WHAT IS ASKED —
Go through the listing below and gather every line with the word "проживание".

*-*-*

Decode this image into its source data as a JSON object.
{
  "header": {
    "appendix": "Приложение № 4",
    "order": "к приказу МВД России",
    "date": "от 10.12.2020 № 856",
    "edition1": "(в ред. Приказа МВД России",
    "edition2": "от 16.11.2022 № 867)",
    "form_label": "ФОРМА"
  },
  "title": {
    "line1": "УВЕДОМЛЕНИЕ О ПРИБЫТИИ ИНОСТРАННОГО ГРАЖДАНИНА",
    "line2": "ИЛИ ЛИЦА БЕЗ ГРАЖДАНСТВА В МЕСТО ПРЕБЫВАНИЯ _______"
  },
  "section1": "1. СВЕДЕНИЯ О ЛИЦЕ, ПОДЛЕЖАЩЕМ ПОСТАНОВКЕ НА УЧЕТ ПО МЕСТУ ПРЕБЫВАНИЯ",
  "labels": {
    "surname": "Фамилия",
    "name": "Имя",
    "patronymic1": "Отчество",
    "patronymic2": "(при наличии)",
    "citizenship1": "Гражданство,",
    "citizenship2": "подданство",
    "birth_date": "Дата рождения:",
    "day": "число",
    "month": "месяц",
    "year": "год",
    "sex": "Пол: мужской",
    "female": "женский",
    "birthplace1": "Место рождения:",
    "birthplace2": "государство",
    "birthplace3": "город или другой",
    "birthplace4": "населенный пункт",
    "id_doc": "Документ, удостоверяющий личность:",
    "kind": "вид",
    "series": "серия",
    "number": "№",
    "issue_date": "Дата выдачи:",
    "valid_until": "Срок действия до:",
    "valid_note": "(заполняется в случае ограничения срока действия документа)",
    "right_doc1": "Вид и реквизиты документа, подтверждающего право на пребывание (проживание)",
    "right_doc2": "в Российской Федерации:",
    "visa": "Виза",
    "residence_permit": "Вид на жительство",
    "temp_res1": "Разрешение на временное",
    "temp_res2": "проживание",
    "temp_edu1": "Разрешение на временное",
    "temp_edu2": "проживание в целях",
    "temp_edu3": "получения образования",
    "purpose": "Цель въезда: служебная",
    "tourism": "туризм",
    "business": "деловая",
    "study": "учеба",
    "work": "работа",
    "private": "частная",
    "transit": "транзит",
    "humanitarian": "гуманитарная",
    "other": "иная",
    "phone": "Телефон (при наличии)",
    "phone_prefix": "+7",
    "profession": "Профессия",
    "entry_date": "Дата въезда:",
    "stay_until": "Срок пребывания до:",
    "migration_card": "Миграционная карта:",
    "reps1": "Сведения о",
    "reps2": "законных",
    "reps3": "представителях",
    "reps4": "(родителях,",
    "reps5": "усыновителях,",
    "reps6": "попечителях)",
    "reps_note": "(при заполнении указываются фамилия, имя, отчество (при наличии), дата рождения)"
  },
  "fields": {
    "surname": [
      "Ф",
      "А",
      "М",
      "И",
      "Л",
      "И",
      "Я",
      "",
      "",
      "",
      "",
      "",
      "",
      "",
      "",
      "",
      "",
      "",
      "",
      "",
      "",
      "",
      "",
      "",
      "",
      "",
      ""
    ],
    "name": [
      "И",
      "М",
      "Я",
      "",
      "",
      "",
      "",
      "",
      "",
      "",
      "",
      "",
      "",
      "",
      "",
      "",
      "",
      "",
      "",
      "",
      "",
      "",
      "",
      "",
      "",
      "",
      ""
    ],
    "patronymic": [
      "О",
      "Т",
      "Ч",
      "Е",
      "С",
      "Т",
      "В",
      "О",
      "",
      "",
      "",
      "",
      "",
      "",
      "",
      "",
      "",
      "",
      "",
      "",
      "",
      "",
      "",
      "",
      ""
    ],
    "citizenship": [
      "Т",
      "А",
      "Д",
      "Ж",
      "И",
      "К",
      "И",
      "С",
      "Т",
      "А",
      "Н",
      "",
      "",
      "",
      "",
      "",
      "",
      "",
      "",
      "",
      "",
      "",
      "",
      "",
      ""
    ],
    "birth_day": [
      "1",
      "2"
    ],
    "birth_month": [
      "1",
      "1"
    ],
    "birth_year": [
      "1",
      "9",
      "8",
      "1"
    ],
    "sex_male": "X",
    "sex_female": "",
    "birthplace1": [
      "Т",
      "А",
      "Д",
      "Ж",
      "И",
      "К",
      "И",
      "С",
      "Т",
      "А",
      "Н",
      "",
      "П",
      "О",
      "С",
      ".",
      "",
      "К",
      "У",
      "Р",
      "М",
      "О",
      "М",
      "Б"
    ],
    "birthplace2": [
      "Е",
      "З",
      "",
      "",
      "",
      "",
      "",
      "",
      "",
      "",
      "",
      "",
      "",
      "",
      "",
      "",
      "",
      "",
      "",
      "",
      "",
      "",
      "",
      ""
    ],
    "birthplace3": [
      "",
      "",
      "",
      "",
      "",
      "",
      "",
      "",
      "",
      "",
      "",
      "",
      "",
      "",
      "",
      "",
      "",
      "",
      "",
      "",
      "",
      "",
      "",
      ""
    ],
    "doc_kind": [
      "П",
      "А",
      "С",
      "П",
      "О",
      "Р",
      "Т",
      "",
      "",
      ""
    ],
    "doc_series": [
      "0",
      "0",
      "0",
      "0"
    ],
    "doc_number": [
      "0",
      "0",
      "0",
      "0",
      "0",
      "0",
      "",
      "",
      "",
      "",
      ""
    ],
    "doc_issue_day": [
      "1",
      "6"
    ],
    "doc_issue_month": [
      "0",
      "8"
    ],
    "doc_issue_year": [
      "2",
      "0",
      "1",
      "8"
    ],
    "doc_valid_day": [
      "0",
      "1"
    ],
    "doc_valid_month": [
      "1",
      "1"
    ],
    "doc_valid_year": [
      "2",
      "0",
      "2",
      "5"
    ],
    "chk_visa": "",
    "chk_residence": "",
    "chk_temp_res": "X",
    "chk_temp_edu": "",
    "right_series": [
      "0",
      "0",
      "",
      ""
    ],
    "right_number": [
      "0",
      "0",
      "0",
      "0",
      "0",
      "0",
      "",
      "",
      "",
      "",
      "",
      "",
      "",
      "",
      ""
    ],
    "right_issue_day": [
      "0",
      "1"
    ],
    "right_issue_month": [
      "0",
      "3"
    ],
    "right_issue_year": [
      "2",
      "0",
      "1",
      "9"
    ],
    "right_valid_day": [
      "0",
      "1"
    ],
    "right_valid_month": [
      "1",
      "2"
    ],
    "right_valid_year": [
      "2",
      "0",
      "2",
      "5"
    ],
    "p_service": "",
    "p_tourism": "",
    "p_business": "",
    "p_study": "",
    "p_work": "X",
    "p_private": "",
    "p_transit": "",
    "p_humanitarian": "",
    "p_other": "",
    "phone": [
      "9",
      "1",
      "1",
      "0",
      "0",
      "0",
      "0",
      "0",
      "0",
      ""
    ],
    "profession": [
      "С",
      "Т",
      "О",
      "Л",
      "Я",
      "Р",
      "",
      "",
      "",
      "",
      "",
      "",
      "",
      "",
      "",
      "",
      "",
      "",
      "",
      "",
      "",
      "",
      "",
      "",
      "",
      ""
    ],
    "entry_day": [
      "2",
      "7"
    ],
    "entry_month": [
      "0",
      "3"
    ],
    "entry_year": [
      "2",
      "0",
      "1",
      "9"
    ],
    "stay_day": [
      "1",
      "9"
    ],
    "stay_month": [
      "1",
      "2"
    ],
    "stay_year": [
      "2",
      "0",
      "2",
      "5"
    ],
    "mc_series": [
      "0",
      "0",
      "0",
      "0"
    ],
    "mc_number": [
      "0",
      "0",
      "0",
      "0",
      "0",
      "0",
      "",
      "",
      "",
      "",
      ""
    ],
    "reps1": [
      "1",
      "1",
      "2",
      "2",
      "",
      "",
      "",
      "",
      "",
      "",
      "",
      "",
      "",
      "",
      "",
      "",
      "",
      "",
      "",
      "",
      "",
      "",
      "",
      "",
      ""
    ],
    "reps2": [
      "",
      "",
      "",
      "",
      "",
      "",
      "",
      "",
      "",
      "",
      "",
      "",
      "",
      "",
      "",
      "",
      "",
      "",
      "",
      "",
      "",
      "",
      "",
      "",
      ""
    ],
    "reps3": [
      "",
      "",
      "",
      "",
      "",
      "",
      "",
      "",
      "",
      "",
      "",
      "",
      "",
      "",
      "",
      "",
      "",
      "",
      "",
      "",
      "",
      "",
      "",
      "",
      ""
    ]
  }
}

*-*-*

COMPLETE ANSWER —
    "right_doc1": "Вид и реквизиты документа, подтверждающего право на пребывание (проживание)",
    "temp_res2": "проживание",
    "temp_edu2": "проживание в целях",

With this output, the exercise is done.